» **TASK GOAL**
Return every line of the records below verbatim, leaving out the pictures.

» **EXCERPTED DATA**
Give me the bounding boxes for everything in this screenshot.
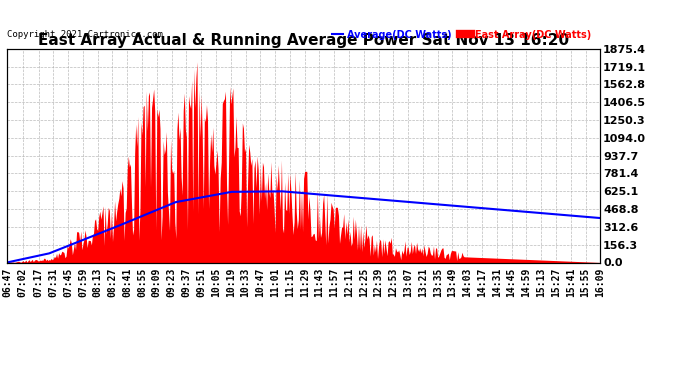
Title: East Array Actual & Running Average Power Sat Nov 13 16:20: East Array Actual & Running Average Powe… xyxy=(38,33,569,48)
Text: Copyright 2021 Cartronics.com: Copyright 2021 Cartronics.com xyxy=(7,30,163,39)
Legend: Average(DC Watts), East Array(DC Watts): Average(DC Watts), East Array(DC Watts) xyxy=(328,26,595,44)
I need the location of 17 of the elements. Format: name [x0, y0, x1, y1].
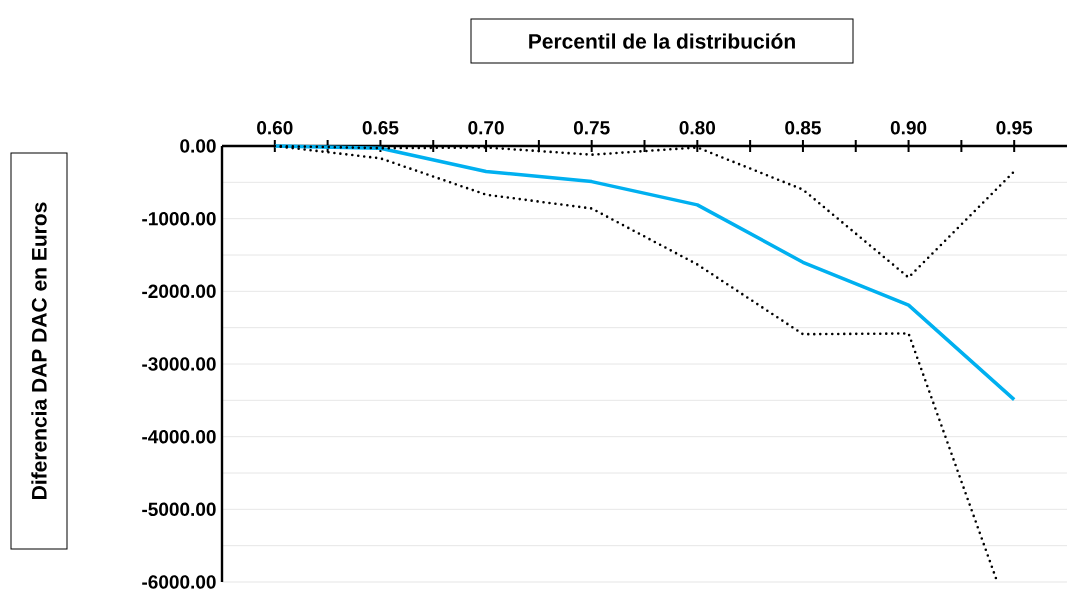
y-tick-label: -3000.00	[142, 357, 216, 371]
x-tick-label: 0.80	[679, 121, 716, 135]
x-tick-label: 0.75	[573, 121, 610, 135]
y-tick-label: 0.00	[180, 139, 216, 153]
y-tick-label: -4000.00	[142, 429, 216, 444]
x-tick-label: 0.60	[257, 121, 293, 135]
chart-title: Percentil de la distribución	[529, 33, 795, 49]
x-tick-label: 0.65	[362, 121, 399, 135]
x-tick-label: 0.90	[890, 121, 927, 135]
y-tick-label: -6000.00	[142, 575, 216, 589]
x-tick-label: 0.85	[785, 121, 821, 135]
y-axis-title: Diferencia DAP DAC en Euros	[31, 202, 47, 499]
y-tick-label: -2000.00	[142, 284, 216, 299]
y-tick-label: -1000.00	[142, 211, 216, 226]
x-tick-label: 0.95	[996, 121, 1033, 135]
y-tick-label: -5000.00	[142, 502, 216, 517]
x-tick-label: 0.70	[468, 121, 504, 135]
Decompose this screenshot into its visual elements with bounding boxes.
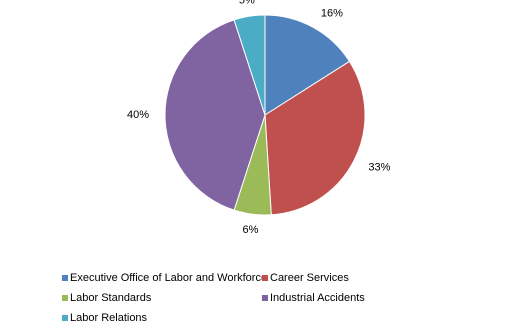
legend-label: Executive Office of Labor and Workforce [70,272,267,284]
data-label: 33% [368,162,390,174]
legend-label: Labor Standards [70,292,152,304]
legend-swatch [62,295,68,301]
legend-swatch [262,275,268,281]
legend-label: Career Services [270,272,349,284]
pie-slice [164,19,266,211]
data-label: 16% [321,7,343,19]
pie-slice [233,14,266,116]
pie-slice [264,60,366,216]
legend-swatch [62,315,68,321]
data-label: 40% [127,109,149,121]
legend-label: Industrial Accidents [270,292,365,304]
data-label: 5% [239,0,255,6]
legend-swatch [262,295,268,301]
data-label: 6% [243,224,259,236]
legend-swatch [62,275,68,281]
pie-slice [264,14,351,116]
legend-label: Labor Relations [70,312,148,324]
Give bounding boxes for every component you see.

» **THE REPLY**
Give me the bounding boxes for everything in this screenshot.
Title: East Array Actual & Running Average Power Sat Nov 13 16:20: East Array Actual & Running Average Powe… xyxy=(38,33,569,48)
Text: Copyright 2021 Cartronics.com: Copyright 2021 Cartronics.com xyxy=(7,30,163,39)
Legend: Average(DC Watts), East Array(DC Watts): Average(DC Watts), East Array(DC Watts) xyxy=(328,26,595,44)
I need the location of 17 of the elements. Format: name [x0, y0, x1, y1].
y-tick-label: -3000.00	[142, 357, 216, 371]
x-tick-label: 0.80	[679, 121, 716, 135]
x-tick-label: 0.75	[573, 121, 610, 135]
y-tick-label: 0.00	[180, 139, 216, 153]
y-tick-label: -4000.00	[142, 429, 216, 444]
x-tick-label: 0.60	[257, 121, 293, 135]
chart-title: Percentil de la distribución	[529, 33, 795, 49]
x-tick-label: 0.65	[362, 121, 399, 135]
x-tick-label: 0.90	[890, 121, 927, 135]
y-tick-label: -6000.00	[142, 575, 216, 589]
x-tick-label: 0.85	[785, 121, 821, 135]
y-axis-title: Diferencia DAP DAC en Euros	[31, 202, 47, 499]
y-tick-label: -2000.00	[142, 284, 216, 299]
y-tick-label: -1000.00	[142, 211, 216, 226]
x-tick-label: 0.95	[996, 121, 1033, 135]
y-tick-label: -5000.00	[142, 502, 216, 517]
x-tick-label: 0.70	[468, 121, 504, 135]
Decompose this screenshot into its visual elements with bounding boxes.
legend-label: Executive Office of Labor and Workforce [70,272,267,284]
data-label: 33% [368,162,390,174]
legend-label: Labor Standards [70,292,152,304]
legend-swatch [62,295,68,301]
legend-swatch [262,275,268,281]
legend-label: Career Services [270,272,349,284]
pie-slice [164,19,266,211]
data-label: 16% [321,7,343,19]
pie-slice [233,14,266,116]
pie-slice [264,60,366,216]
legend-swatch [62,315,68,321]
data-label: 40% [127,109,149,121]
legend-label: Industrial Accidents [270,292,365,304]
data-label: 5% [239,0,255,6]
legend-swatch [262,295,268,301]
data-label: 6% [243,224,259,236]
legend-swatch [62,275,68,281]
pie-slice [264,14,351,116]
legend-label: Labor Relations [70,312,148,324]
Give bounding boxes for every component you see.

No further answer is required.